--- AIM OF THE TASK ---
Below is a set of records; restate each one word for word.

[Collected data]
---

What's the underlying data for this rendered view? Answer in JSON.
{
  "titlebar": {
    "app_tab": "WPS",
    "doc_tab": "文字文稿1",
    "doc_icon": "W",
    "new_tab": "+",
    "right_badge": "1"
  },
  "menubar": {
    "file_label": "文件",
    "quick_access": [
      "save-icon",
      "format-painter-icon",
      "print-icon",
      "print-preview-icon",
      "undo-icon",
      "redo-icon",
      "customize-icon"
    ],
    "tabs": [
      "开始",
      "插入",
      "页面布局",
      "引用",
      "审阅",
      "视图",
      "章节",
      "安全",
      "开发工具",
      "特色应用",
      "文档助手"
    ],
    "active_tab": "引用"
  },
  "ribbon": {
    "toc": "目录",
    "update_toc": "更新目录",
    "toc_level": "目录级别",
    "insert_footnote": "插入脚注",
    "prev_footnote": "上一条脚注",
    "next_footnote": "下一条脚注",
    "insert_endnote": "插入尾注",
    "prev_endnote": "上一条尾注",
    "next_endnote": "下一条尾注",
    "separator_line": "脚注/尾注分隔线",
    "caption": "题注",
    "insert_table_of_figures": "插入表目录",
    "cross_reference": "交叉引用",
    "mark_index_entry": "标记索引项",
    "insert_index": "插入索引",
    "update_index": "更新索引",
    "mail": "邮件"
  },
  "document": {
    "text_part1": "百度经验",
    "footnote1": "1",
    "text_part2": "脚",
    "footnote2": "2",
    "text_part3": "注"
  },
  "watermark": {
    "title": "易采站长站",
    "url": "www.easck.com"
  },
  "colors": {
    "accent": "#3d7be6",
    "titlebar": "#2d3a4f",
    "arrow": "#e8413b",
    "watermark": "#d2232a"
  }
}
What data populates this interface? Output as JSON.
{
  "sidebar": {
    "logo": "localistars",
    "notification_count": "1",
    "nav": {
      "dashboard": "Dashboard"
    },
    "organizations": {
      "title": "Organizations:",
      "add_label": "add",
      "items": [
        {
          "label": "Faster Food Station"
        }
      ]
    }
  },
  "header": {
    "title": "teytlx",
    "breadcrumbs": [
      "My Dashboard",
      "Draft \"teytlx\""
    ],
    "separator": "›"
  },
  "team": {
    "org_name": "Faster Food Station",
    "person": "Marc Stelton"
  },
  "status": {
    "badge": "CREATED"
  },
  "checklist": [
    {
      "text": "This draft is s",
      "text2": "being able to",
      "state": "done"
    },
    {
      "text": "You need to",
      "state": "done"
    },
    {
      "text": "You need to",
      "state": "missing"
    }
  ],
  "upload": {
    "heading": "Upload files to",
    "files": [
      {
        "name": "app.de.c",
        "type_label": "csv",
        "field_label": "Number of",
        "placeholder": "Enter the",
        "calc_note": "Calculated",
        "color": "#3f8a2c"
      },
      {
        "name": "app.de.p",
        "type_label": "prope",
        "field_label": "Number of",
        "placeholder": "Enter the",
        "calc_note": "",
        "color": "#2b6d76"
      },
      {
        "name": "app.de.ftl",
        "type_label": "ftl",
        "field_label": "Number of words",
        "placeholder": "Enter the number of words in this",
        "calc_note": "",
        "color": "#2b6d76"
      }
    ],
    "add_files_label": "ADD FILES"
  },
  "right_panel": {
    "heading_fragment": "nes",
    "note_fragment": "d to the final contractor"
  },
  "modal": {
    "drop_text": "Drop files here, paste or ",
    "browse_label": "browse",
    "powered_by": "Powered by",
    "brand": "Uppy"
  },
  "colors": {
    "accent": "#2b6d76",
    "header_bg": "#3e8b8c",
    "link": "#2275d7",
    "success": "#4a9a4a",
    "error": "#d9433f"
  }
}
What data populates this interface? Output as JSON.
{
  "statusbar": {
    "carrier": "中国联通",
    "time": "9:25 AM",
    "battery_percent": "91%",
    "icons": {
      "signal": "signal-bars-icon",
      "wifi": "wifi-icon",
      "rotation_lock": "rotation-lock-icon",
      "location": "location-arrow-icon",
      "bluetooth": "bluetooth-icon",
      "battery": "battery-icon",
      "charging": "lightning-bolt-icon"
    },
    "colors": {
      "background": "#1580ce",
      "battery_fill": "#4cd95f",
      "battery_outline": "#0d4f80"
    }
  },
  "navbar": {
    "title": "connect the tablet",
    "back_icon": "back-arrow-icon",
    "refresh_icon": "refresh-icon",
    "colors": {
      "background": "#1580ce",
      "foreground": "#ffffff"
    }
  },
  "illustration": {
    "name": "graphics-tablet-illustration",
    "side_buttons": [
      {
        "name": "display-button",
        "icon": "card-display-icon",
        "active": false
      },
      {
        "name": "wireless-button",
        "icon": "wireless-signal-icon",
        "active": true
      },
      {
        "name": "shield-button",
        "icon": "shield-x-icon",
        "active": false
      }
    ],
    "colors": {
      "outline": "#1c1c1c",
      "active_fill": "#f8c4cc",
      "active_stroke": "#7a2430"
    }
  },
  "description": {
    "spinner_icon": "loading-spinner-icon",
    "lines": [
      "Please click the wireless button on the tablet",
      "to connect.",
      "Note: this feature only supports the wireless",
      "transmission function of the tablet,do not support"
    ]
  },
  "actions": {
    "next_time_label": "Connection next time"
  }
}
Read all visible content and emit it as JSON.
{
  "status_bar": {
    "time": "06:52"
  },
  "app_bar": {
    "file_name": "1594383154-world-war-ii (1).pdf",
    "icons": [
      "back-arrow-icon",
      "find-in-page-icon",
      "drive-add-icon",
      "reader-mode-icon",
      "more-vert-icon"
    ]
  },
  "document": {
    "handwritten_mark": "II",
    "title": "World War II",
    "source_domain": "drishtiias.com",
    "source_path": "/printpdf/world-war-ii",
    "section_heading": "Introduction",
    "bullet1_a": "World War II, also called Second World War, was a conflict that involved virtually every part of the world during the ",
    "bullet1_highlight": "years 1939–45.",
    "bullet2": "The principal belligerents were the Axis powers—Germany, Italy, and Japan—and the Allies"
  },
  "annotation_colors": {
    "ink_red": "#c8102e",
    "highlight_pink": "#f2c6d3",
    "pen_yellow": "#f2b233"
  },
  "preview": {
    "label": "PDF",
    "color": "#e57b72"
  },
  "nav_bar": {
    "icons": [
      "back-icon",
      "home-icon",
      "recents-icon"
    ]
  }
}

---

--- FULL ANSWER ---
What's the underlying data for this rendered view? Answer in JSON.
{
  "titlebar": {
    "app_tab": "WPS",
    "doc_tab": "文字文稿1",
    "doc_icon": "W",
    "new_tab": "+",
    "right_badge": "1"
  },
  "menubar": {
    "file_label": "文件",
    "quick_access": [
      "save-icon",
      "format-painter-icon",
      "print-icon",
      "print-preview-icon",
      "undo-icon",
      "redo-icon",
      "customize-icon"
    ],
    "tabs": [
      "开始",
      "插入",
      "页面布局",
      "引用",
      "审阅",
      "视图",
      "章节",
      "安全",
      "开发工具",
      "特色应用",
      "文档助手"
    ],
    "active_tab": "引用"
  },
  "ribbon": {
    "toc": "目录",
    "update_toc": "更新目录",
    "toc_level": "目录级别",
    "insert_footnote": "插入脚注",
    "prev_footnote": "上一条脚注",
    "next_footnote": "下一条脚注",
    "insert_endnote": "插入尾注",
    "prev_endnote": "上一条尾注",
    "next_endnote": "下一条尾注",
    "separator_line": "脚注/尾注分隔线",
    "caption": "题注",
    "insert_table_of_figures": "插入表目录",
    "cross_reference": "交叉引用",
    "mark_index_entry": "标记索引项",
    "insert_index": "插入索引",
    "update_index": "更新索引",
    "mail": "邮件"
  },
  "document": {
    "text_part1": "百度经验",
    "footnote1": "1",
    "text_part2": "脚",
    "footnote2": "2",
    "text_part3": "注"
  },
  "watermark": {
    "title": "易采站长站",
    "url": "www.easck.com"
  },
  "colors": {
    "accent": "#3d7be6",
    "titlebar": "#2d3a4f",
    "arrow": "#e8413b",
    "watermark": "#d2232a"
  }
}
What data populates this interface? Output as JSON.
{
  "sidebar": {
    "logo": "localistars",
    "notification_count": "1",
    "nav": {
      "dashboard": "Dashboard"
    },
    "organizations": {
      "title": "Organizations:",
      "add_label": "add",
      "items": [
        {
          "label": "Faster Food Station"
        }
      ]
    }
  },
  "header": {
    "title": "teytlx",
    "breadcrumbs": [
      "My Dashboard",
      "Draft \"teytlx\""
    ],
    "separator": "›"
  },
  "team": {
    "org_name": "Faster Food Station",
    "person": "Marc Stelton"
  },
  "status": {
    "badge": "CREATED"
  },
  "checklist": [
    {
      "text": "This draft is s",
      "text2": "being able to",
      "state": "done"
    },
    {
      "text": "You need to",
      "state": "done"
    },
    {
      "text": "You need to",
      "state": "missing"
    }
  ],
  "upload": {
    "heading": "Upload files to",
    "files": [
      {
        "name": "app.de.c",
        "type_label": "csv",
        "field_label": "Number of",
        "placeholder": "Enter the",
        "calc_note": "Calculated",
        "color": "#3f8a2c"
      },
      {
        "name": "app.de.p",
        "type_label": "prope",
        "field_label": "Number of",
        "placeholder": "Enter the",
        "calc_note": "",
        "color": "#2b6d76"
      },
      {
        "name": "app.de.ftl",
        "type_label": "ftl",
        "field_label": "Number of words",
        "placeholder": "Enter the number of words in this",
        "calc_note": "",
        "color": "#2b6d76"
      }
    ],
    "add_files_label": "ADD FILES"
  },
  "right_panel": {
    "heading_fragment": "nes",
    "note_fragment": "d to the final contractor"
  },
  "modal": {
    "drop_text": "Drop files here, paste or ",
    "browse_label": "browse",
    "powered_by": "Powered by",
    "brand": "Uppy"
  },
  "colors": {
    "accent": "#2b6d76",
    "header_bg": "#3e8b8c",
    "link": "#2275d7",
    "success": "#4a9a4a",
    "error": "#d9433f"
  }
}
What data populates this interface? Output as JSON.
{
  "statusbar": {
    "carrier": "中国联通",
    "time": "9:25 AM",
    "battery_percent": "91%",
    "icons": {
      "signal": "signal-bars-icon",
      "wifi": "wifi-icon",
      "rotation_lock": "rotation-lock-icon",
      "location": "location-arrow-icon",
      "bluetooth": "bluetooth-icon",
      "battery": "battery-icon",
      "charging": "lightning-bolt-icon"
    },
    "colors": {
      "background": "#1580ce",
      "battery_fill": "#4cd95f",
      "battery_outline": "#0d4f80"
    }
  },
  "navbar": {
    "title": "connect the tablet",
    "back_icon": "back-arrow-icon",
    "refresh_icon": "refresh-icon",
    "colors": {
      "background": "#1580ce",
      "foreground": "#ffffff"
    }
  },
  "illustration": {
    "name": "graphics-tablet-illustration",
    "side_buttons": [
      {
        "name": "display-button",
        "icon": "card-display-icon",
        "active": false
      },
      {
        "name": "wireless-button",
        "icon": "wireless-signal-icon",
        "active": true
      },
      {
        "name": "shield-button",
        "icon": "shield-x-icon",
        "active": false
      }
    ],
    "colors": {
      "outline": "#1c1c1c",
      "active_fill": "#f8c4cc",
      "active_stroke": "#7a2430"
    }
  },
  "description": {
    "spinner_icon": "loading-spinner-icon",
    "lines": [
      "Please click the wireless button on the tablet",
      "to connect.",
      "Note: this feature only supports the wireless",
      "transmission function of the tablet,do not support"
    ]
  },
  "actions": {
    "next_time_label": "Connection next time"
  }
}
Read all visible content and emit it as JSON.
{
  "status_bar": {
    "time": "06:52"
  },
  "app_bar": {
    "file_name": "1594383154-world-war-ii (1).pdf",
    "icons": [
      "back-arrow-icon",
      "find-in-page-icon",
      "drive-add-icon",
      "reader-mode-icon",
      "more-vert-icon"
    ]
  },
  "document": {
    "handwritten_mark": "II",
    "title": "World War II",
    "source_domain": "drishtiias.com",
    "source_path": "/printpdf/world-war-ii",
    "section_heading": "Introduction",
    "bullet1_a": "World War II, also called Second World War, was a conflict that involved virtually every part of the world during the ",
    "bullet1_highlight": "years 1939–45.",
    "bullet2": "The principal belligerents were the Axis powers—Germany, Italy, and Japan—and the Allies"
  },
  "annotation_colors": {
    "ink_red": "#c8102e",
    "highlight_pink": "#f2c6d3",
    "pen_yellow": "#f2b233"
  },
  "preview": {
    "label": "PDF",
    "color": "#e57b72"
  },
  "nav_bar": {
    "icons": [
      "back-icon",
      "home-icon",
      "recents-icon"
    ]
  }
}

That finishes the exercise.